**WHAT YOU NEED TO DO:** Count how many lines of the material contain the string "title", then give that number and nothing more.

**Rows from a dataset:**
# # # # # # #

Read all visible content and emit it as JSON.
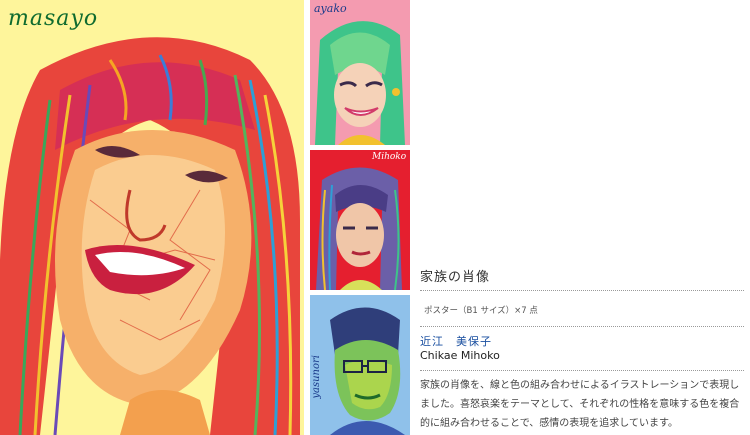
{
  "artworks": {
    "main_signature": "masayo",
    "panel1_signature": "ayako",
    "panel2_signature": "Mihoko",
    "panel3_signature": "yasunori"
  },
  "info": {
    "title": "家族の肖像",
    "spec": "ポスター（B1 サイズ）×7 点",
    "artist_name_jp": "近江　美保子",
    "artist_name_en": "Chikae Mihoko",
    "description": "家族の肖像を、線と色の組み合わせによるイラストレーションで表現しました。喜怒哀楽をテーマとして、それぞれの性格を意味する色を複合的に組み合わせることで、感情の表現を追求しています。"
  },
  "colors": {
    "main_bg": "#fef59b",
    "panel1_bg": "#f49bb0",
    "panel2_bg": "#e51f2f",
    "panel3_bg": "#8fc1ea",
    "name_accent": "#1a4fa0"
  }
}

# # # # # # #

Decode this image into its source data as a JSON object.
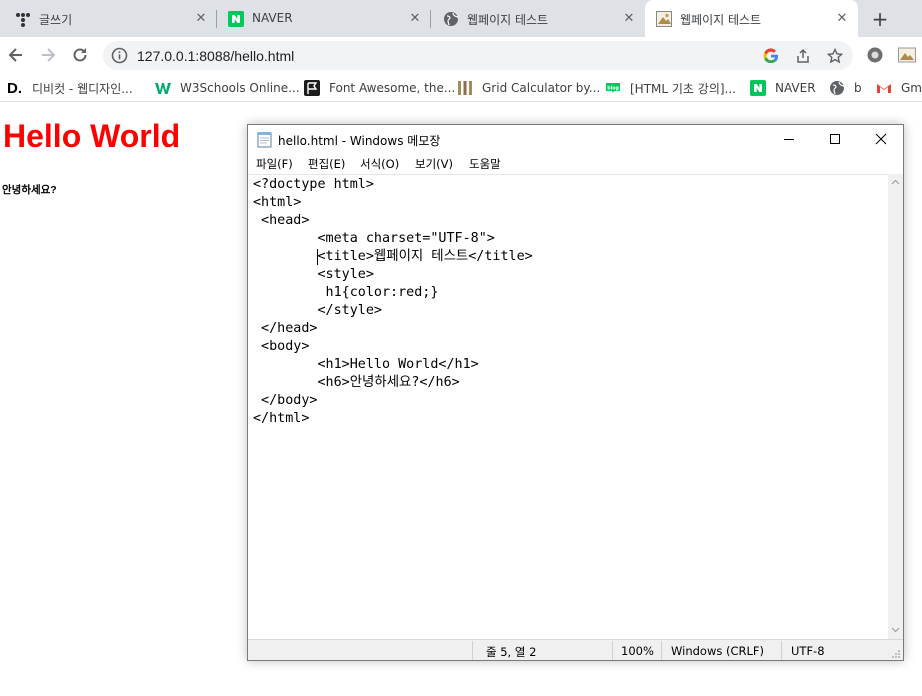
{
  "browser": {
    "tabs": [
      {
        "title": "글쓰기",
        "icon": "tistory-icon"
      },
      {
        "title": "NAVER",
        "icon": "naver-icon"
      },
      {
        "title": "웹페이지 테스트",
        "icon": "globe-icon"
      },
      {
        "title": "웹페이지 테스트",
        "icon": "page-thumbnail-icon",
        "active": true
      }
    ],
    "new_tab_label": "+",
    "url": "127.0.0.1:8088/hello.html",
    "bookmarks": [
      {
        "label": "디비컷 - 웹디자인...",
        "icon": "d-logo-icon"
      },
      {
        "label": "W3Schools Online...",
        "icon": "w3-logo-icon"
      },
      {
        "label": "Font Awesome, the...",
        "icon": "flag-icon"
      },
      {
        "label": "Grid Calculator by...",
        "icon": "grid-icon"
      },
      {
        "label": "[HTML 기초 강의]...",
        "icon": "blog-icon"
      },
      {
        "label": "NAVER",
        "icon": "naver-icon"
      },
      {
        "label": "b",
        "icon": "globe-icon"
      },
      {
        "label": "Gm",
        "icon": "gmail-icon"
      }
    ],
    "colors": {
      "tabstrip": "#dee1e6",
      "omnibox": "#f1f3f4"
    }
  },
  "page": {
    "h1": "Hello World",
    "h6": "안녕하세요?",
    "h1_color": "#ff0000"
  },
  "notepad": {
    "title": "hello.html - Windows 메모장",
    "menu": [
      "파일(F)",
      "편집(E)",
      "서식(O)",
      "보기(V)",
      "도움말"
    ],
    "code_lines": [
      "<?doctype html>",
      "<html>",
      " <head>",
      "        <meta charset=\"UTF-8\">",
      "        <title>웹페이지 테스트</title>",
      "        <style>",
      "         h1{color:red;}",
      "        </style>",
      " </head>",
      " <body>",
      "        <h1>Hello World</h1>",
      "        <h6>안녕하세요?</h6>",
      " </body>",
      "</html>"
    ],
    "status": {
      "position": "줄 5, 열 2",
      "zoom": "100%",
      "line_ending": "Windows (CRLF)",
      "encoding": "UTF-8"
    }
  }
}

# # # # # # #

**COMPLETED EXERCISE:** 7